Stored data:
%%
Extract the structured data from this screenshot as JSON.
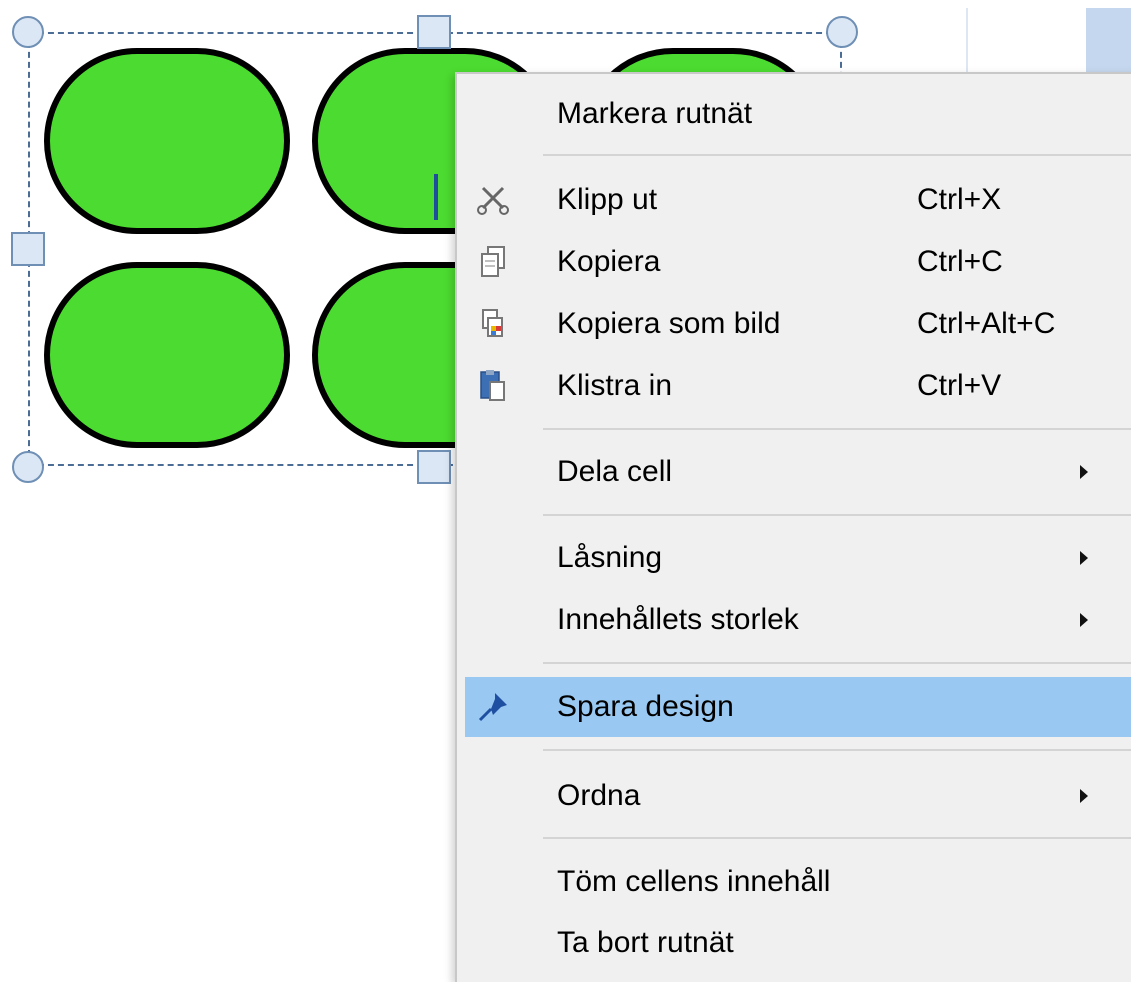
{
  "menu": {
    "items": [
      {
        "label": "Markera rutnät",
        "shortcut": "",
        "icon": "",
        "submenu": false
      },
      {
        "label": "Klipp ut",
        "shortcut": "Ctrl+X",
        "icon": "scissors-icon",
        "submenu": false
      },
      {
        "label": "Kopiera",
        "shortcut": "Ctrl+C",
        "icon": "copy-icon",
        "submenu": false
      },
      {
        "label": "Kopiera som bild",
        "shortcut": "Ctrl+Alt+C",
        "icon": "copy-as-image-icon",
        "submenu": false
      },
      {
        "label": "Klistra in",
        "shortcut": "Ctrl+V",
        "icon": "paste-icon",
        "submenu": false
      },
      {
        "label": "Dela cell",
        "shortcut": "",
        "icon": "",
        "submenu": true
      },
      {
        "label": "Låsning",
        "shortcut": "",
        "icon": "",
        "submenu": true
      },
      {
        "label": "Innehållets storlek",
        "shortcut": "",
        "icon": "",
        "submenu": true
      },
      {
        "label": "Spara design",
        "shortcut": "",
        "icon": "pin-icon",
        "submenu": false,
        "highlighted": true
      },
      {
        "label": "Ordna",
        "shortcut": "",
        "icon": "",
        "submenu": true
      },
      {
        "label": "Töm cellens innehåll",
        "shortcut": "",
        "icon": "",
        "submenu": false
      },
      {
        "label": "Ta bort rutnät",
        "shortcut": "",
        "icon": "",
        "submenu": false
      }
    ]
  },
  "colors": {
    "menu_background": "#f0f0f0",
    "highlight": "#99c9f3",
    "shape_fill": "#4cdb30",
    "selection_border": "#4a6c95"
  }
}
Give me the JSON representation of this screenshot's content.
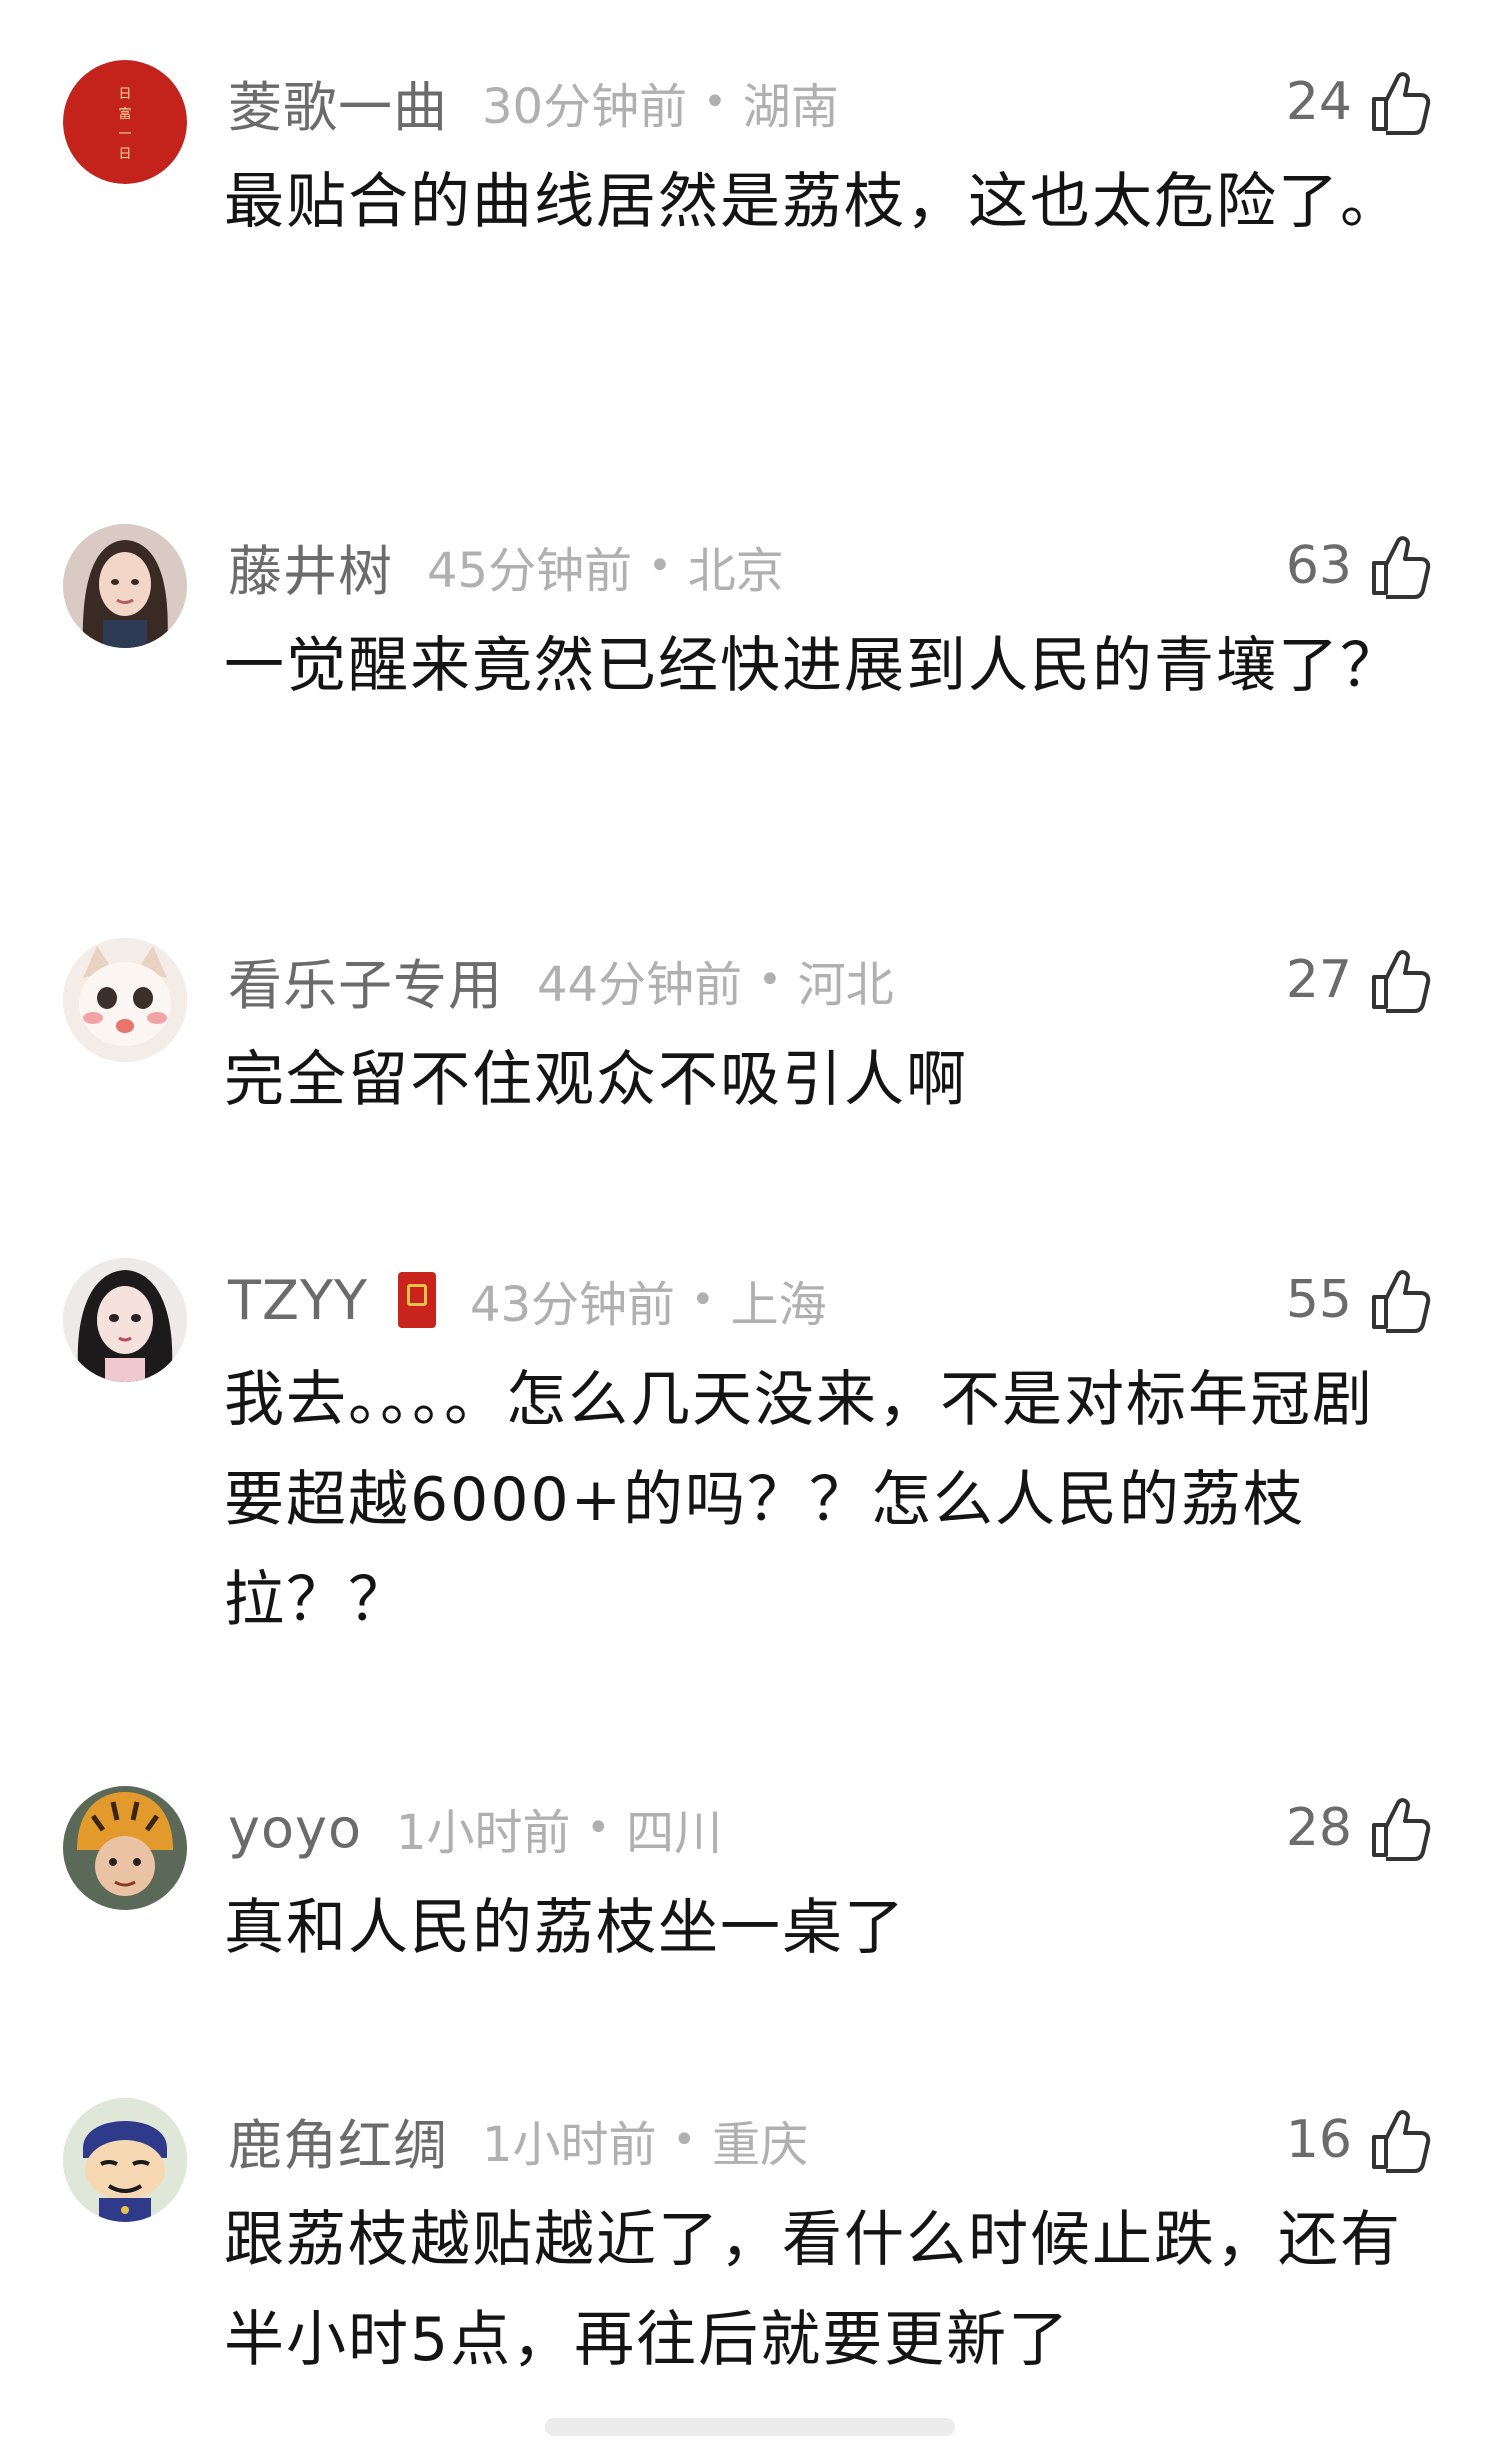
{
  "comments": [
    {
      "username": "菱歌一曲",
      "time": "30分钟前",
      "region": "湖南",
      "likes": "24",
      "text": "最贴合的曲线居然是荔枝，这也太危险了。",
      "avatar_icon": "red-seal-avatar",
      "avatar_seal_text": "日富一日"
    },
    {
      "username": "藤井树",
      "time": "45分钟前",
      "region": "北京",
      "likes": "63",
      "text": "一觉醒来竟然已经快进展到人民的青壤了？",
      "avatar_icon": "girl-portrait-avatar"
    },
    {
      "username": "看乐子专用",
      "time": "44分钟前",
      "region": "河北",
      "likes": "27",
      "text": "完全留不住观众不吸引人啊",
      "avatar_icon": "kitten-avatar"
    },
    {
      "username": "TZYY",
      "time": "43分钟前",
      "region": "上海",
      "likes": "55",
      "text": "我去。。。。怎么几天没来，不是对标年冠剧要超越6000+的吗？？怎么人民的荔枝拉？？",
      "avatar_icon": "illustrated-girl-avatar",
      "has_badge": true
    },
    {
      "username": "yoyo",
      "time": "1小时前",
      "region": "四川",
      "likes": "28",
      "text": "真和人民的荔枝坐一桌了",
      "avatar_icon": "tiger-hat-avatar"
    },
    {
      "username": "鹿角红绸",
      "time": "1小时前",
      "region": "重庆",
      "likes": "16",
      "text": "跟荔枝越贴越近了，看什么时候止跌，还有半小时5点，再往后就要更新了",
      "avatar_icon": "cartoon-boy-avatar"
    }
  ],
  "separator": "•",
  "icons": {
    "like": "thumbs-up-icon",
    "badge": "red-book-badge-icon"
  },
  "colors": {
    "username": "#6b6b6b",
    "meta": "#b0b0b0",
    "text": "#141414"
  }
}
%%
* Do this:
Leave every image out, and retype the material exactly.

* Result of the task:
Extract the structured data from this screenshot as JSON.
{
  "menu": {
    "items": [
      {
        "label": "Markera rutnät",
        "shortcut": "",
        "icon": "",
        "submenu": false
      },
      {
        "label": "Klipp ut",
        "shortcut": "Ctrl+X",
        "icon": "scissors-icon",
        "submenu": false
      },
      {
        "label": "Kopiera",
        "shortcut": "Ctrl+C",
        "icon": "copy-icon",
        "submenu": false
      },
      {
        "label": "Kopiera som bild",
        "shortcut": "Ctrl+Alt+C",
        "icon": "copy-as-image-icon",
        "submenu": false
      },
      {
        "label": "Klistra in",
        "shortcut": "Ctrl+V",
        "icon": "paste-icon",
        "submenu": false
      },
      {
        "label": "Dela cell",
        "shortcut": "",
        "icon": "",
        "submenu": true
      },
      {
        "label": "Låsning",
        "shortcut": "",
        "icon": "",
        "submenu": true
      },
      {
        "label": "Innehållets storlek",
        "shortcut": "",
        "icon": "",
        "submenu": true
      },
      {
        "label": "Spara design",
        "shortcut": "",
        "icon": "pin-icon",
        "submenu": false,
        "highlighted": true
      },
      {
        "label": "Ordna",
        "shortcut": "",
        "icon": "",
        "submenu": true
      },
      {
        "label": "Töm cellens innehåll",
        "shortcut": "",
        "icon": "",
        "submenu": false
      },
      {
        "label": "Ta bort rutnät",
        "shortcut": "",
        "icon": "",
        "submenu": false
      }
    ]
  },
  "colors": {
    "menu_background": "#f0f0f0",
    "highlight": "#99c9f3",
    "shape_fill": "#4cdb30",
    "selection_border": "#4a6c95"
  }
}
Give me the JSON representation of this screenshot's content.
{
  "comments": [
    {
      "username": "菱歌一曲",
      "time": "30分钟前",
      "region": "湖南",
      "likes": "24",
      "text": "最贴合的曲线居然是荔枝，这也太危险了。",
      "avatar_icon": "red-seal-avatar",
      "avatar_seal_text": "日富一日"
    },
    {
      "username": "藤井树",
      "time": "45分钟前",
      "region": "北京",
      "likes": "63",
      "text": "一觉醒来竟然已经快进展到人民的青壤了？",
      "avatar_icon": "girl-portrait-avatar"
    },
    {
      "username": "看乐子专用",
      "time": "44分钟前",
      "region": "河北",
      "likes": "27",
      "text": "完全留不住观众不吸引人啊",
      "avatar_icon": "kitten-avatar"
    },
    {
      "username": "TZYY",
      "time": "43分钟前",
      "region": "上海",
      "likes": "55",
      "text": "我去。。。。怎么几天没来，不是对标年冠剧要超越6000+的吗？？怎么人民的荔枝拉？？",
      "avatar_icon": "illustrated-girl-avatar",
      "has_badge": true
    },
    {
      "username": "yoyo",
      "time": "1小时前",
      "region": "四川",
      "likes": "28",
      "text": "真和人民的荔枝坐一桌了",
      "avatar_icon": "tiger-hat-avatar"
    },
    {
      "username": "鹿角红绸",
      "time": "1小时前",
      "region": "重庆",
      "likes": "16",
      "text": "跟荔枝越贴越近了，看什么时候止跌，还有半小时5点，再往后就要更新了",
      "avatar_icon": "cartoon-boy-avatar"
    }
  ],
  "separator": "•",
  "icons": {
    "like": "thumbs-up-icon",
    "badge": "red-book-badge-icon"
  },
  "colors": {
    "username": "#6b6b6b",
    "meta": "#b0b0b0",
    "text": "#141414"
  }
}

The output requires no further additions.